(Short exercise) Select lines where the word "ylabel" appears.

___

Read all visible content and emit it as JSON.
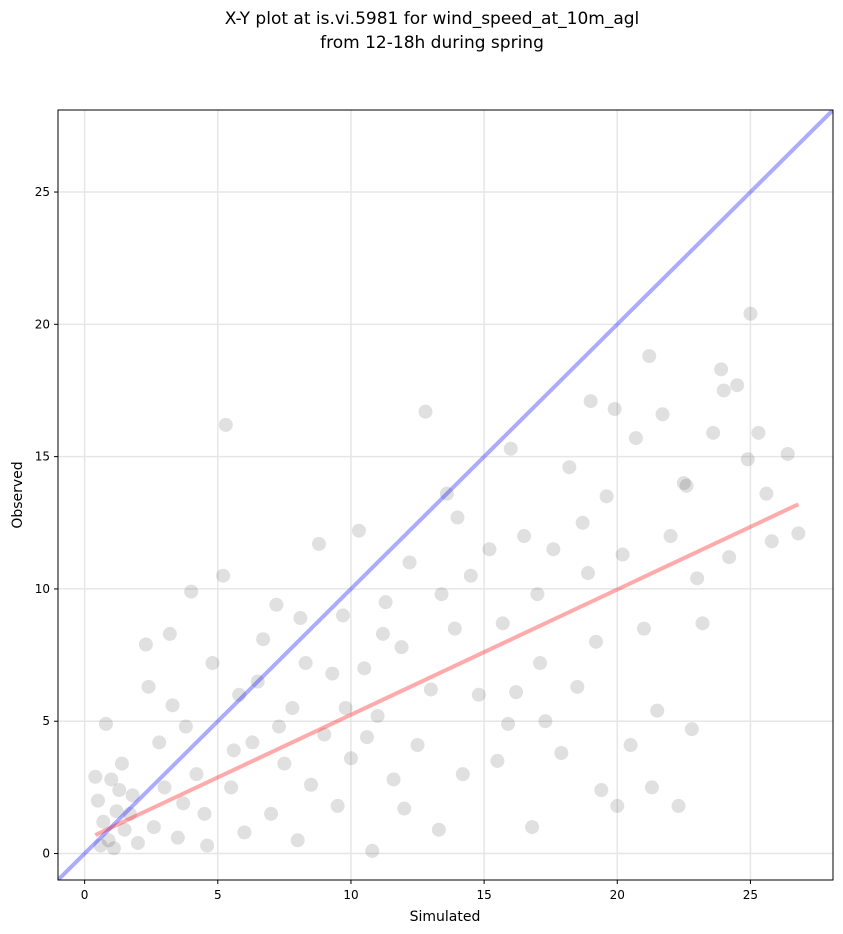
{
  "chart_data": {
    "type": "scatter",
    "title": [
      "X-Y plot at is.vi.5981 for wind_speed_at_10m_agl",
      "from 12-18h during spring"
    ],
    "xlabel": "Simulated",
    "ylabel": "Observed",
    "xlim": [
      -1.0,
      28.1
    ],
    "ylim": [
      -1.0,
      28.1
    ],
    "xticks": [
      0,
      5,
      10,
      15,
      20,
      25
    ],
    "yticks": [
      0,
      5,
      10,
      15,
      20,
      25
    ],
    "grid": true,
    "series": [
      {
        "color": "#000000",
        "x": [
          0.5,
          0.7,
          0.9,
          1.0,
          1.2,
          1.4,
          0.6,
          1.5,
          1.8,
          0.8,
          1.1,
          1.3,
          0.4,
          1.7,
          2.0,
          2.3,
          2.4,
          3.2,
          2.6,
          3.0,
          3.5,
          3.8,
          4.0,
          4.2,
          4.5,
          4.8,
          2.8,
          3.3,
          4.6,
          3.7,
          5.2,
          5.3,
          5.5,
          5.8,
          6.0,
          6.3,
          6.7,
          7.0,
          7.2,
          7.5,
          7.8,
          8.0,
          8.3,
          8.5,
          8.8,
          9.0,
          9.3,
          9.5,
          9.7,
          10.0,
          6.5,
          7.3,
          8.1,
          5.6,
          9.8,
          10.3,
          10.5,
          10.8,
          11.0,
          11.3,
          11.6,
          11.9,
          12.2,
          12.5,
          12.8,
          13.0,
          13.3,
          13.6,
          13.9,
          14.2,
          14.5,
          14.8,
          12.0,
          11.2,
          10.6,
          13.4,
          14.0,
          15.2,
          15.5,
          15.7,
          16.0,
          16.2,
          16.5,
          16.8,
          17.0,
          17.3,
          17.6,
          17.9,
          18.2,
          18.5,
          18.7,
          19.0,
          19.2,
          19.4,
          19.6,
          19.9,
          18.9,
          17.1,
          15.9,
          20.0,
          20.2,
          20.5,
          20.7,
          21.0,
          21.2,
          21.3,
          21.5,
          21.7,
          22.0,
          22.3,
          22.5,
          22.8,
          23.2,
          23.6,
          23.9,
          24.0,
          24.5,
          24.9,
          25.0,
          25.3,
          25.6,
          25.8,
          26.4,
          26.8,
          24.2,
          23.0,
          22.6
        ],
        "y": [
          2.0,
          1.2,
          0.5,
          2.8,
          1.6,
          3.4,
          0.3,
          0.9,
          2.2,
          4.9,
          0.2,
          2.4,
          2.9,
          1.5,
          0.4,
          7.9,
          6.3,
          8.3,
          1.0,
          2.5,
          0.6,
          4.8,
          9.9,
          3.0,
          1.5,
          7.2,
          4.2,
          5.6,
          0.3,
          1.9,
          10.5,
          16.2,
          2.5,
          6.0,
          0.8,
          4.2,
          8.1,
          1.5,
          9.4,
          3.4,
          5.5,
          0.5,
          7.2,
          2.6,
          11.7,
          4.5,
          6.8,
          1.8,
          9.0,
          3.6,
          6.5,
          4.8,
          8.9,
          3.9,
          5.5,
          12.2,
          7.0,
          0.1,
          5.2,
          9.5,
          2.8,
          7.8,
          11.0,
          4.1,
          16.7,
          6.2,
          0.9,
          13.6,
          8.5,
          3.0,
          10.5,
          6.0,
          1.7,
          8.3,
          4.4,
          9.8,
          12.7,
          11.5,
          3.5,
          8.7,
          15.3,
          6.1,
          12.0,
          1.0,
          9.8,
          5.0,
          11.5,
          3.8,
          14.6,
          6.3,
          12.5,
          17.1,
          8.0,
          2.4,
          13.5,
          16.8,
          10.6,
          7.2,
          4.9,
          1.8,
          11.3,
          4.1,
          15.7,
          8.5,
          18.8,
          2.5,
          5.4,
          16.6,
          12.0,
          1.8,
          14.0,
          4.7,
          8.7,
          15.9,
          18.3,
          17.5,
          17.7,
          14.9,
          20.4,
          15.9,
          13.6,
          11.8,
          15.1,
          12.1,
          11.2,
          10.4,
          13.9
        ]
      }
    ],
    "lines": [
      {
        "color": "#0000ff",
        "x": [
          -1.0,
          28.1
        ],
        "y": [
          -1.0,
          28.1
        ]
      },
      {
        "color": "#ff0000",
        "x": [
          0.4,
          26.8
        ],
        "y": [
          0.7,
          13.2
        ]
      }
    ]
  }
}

___

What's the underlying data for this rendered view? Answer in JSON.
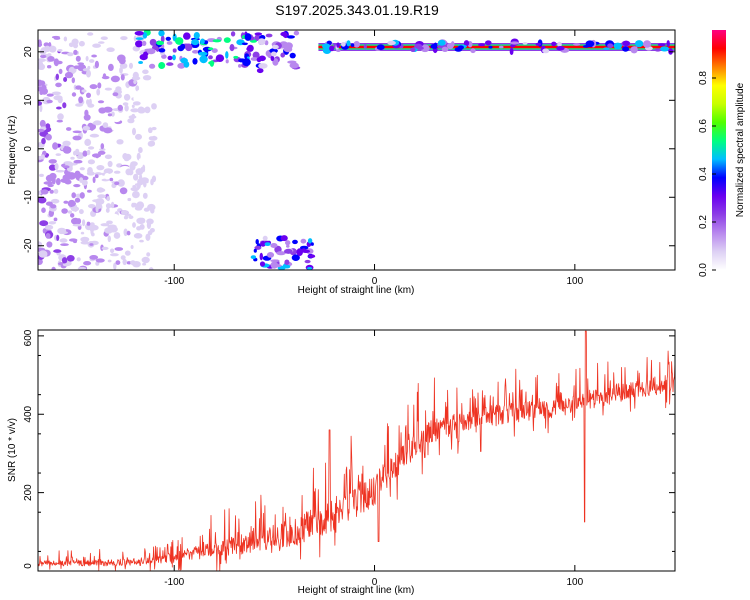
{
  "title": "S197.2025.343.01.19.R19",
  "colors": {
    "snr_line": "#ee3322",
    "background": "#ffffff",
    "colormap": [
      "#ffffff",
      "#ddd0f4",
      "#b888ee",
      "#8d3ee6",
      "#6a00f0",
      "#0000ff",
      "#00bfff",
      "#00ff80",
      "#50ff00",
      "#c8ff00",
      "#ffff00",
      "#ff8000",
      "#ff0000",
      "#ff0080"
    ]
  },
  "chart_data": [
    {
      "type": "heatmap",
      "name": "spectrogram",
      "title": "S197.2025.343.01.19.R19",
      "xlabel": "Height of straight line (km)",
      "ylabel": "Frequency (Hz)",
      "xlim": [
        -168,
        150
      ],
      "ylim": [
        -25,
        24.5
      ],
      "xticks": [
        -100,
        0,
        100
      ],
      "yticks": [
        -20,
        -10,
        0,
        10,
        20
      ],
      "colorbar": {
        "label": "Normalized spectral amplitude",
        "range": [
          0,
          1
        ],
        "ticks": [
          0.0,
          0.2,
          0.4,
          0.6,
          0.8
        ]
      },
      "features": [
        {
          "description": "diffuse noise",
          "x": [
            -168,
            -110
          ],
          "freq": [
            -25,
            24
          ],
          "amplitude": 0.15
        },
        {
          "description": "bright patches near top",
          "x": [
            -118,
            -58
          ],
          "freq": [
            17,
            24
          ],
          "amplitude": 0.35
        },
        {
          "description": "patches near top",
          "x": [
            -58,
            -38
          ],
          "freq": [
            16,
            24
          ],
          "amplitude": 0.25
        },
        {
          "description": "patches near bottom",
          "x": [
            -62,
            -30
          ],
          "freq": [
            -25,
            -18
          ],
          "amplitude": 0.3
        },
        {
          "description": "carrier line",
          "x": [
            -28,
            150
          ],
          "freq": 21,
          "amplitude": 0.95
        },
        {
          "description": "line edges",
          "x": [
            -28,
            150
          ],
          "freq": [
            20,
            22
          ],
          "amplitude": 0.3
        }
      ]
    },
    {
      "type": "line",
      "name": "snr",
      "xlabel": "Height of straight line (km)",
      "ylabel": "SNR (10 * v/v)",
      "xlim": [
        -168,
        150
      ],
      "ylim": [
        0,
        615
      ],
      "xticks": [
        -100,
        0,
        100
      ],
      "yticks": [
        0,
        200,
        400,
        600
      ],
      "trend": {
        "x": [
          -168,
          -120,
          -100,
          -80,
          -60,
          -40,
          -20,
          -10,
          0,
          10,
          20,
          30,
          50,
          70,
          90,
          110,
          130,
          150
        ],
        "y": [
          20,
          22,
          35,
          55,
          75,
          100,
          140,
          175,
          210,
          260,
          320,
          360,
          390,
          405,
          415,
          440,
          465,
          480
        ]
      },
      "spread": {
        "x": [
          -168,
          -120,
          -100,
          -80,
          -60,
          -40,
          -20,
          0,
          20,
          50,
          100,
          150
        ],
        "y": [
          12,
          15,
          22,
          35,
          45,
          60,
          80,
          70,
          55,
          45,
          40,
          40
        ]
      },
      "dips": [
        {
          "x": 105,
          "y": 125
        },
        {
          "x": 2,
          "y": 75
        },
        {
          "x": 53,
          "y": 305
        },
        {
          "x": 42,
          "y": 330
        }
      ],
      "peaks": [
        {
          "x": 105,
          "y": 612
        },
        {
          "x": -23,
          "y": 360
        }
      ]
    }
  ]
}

___

(Solution for this exercise)
    "ylabel": "Observed",
      "ylabel": "Frequency (Hz)",
      "ylabel": "SNR (10 * v/v)",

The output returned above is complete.